───── Provided data

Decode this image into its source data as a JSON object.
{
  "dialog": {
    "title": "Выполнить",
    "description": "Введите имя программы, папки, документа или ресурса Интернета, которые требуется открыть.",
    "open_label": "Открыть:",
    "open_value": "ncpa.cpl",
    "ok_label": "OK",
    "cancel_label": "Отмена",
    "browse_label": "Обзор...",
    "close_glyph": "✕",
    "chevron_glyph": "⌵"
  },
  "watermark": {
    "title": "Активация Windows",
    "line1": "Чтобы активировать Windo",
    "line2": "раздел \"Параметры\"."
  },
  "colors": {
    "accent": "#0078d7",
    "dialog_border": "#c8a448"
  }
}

──────────

Problem details
Search the records above for the string "title". Copy every line that contains it.

The response
    "title": "Выполнить",
    "title": "Активация Windows",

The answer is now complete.